(Data entries)
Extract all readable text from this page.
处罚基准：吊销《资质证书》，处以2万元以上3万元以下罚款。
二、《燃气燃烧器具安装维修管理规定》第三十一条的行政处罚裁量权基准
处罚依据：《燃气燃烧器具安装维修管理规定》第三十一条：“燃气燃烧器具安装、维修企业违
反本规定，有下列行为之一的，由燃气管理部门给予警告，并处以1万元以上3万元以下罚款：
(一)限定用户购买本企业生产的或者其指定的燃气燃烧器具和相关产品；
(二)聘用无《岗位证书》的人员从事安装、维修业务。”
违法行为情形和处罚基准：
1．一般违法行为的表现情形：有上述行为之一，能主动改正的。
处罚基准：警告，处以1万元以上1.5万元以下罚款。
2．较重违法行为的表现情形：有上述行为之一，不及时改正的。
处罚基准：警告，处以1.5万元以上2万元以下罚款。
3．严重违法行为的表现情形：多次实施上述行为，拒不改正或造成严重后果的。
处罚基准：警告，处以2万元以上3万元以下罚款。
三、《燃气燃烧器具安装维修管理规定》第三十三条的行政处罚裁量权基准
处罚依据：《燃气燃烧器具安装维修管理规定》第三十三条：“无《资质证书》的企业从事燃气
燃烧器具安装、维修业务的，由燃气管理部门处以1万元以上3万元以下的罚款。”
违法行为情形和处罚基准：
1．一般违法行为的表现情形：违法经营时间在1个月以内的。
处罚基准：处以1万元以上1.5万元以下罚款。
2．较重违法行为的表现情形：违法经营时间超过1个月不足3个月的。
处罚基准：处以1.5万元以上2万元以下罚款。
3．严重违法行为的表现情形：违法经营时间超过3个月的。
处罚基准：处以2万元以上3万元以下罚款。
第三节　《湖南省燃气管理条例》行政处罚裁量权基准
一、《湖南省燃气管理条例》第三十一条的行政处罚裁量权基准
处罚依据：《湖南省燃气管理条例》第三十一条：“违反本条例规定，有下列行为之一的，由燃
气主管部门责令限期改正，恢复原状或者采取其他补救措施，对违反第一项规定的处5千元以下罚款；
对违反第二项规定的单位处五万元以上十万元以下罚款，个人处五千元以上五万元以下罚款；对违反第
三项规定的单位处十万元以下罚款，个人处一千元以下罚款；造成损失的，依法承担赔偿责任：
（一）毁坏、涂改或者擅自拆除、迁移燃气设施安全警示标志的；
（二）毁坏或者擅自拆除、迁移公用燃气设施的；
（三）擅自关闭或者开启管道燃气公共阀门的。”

THE PROBLEM: Extract the full listing above without alteration.

COMPLETE OUTPUT:
Extract all readable text from this page.
处罚基准：吊销《资质证书》，处以2万元以上3万元以下罚款。
二、《燃气燃烧器具安装维修管理规定》第三十一条的行政处罚裁量权基准
处罚依据：《燃气燃烧器具安装维修管理规定》第三十一条：“燃气燃烧器具安装、维修企业违
反本规定，有下列行为之一的，由燃气管理部门给予警告，并处以1万元以上3万元以下罚款：
(一)限定用户购买本企业生产的或者其指定的燃气燃烧器具和相关产品；
(二)聘用无《岗位证书》的人员从事安装、维修业务。”
违法行为情形和处罚基准：
1．一般违法行为的表现情形：有上述行为之一，能主动改正的。
处罚基准：警告，处以1万元以上1.5万元以下罚款。
2．较重违法行为的表现情形：有上述行为之一，不及时改正的。
处罚基准：警告，处以1.5万元以上2万元以下罚款。
3．严重违法行为的表现情形：多次实施上述行为，拒不改正或造成严重后果的。
处罚基准：警告，处以2万元以上3万元以下罚款。
三、《燃气燃烧器具安装维修管理规定》第三十三条的行政处罚裁量权基准
处罚依据：《燃气燃烧器具安装维修管理规定》第三十三条：“无《资质证书》的企业从事燃气
燃烧器具安装、维修业务的，由燃气管理部门处以1万元以上3万元以下的罚款。”
违法行为情形和处罚基准：
1．一般违法行为的表现情形：违法经营时间在1个月以内的。
处罚基准：处以1万元以上1.5万元以下罚款。
2．较重违法行为的表现情形：违法经营时间超过1个月不足3个月的。
处罚基准：处以1.5万元以上2万元以下罚款。
3．严重违法行为的表现情形：违法经营时间超过3个月的。
处罚基准：处以2万元以上3万元以下罚款。
第三节　《湖南省燃气管理条例》行政处罚裁量权基准
一、《湖南省燃气管理条例》第三十一条的行政处罚裁量权基准
处罚依据：《湖南省燃气管理条例》第三十一条：“违反本条例规定，有下列行为之一的，由燃
气主管部门责令限期改正，恢复原状或者采取其他补救措施，对违反第一项规定的处5千元以下罚款；
对违反第二项规定的单位处五万元以上十万元以下罚款，个人处五千元以上五万元以下罚款；对违反第
三项规定的单位处十万元以下罚款，个人处一千元以下罚款；造成损失的，依法承担赔偿责任：
（一）毁坏、涂改或者擅自拆除、迁移燃气设施安全警示标志的；
（二）毁坏或者擅自拆除、迁移公用燃气设施的；
（三）擅自关闭或者开启管道燃气公共阀门的。”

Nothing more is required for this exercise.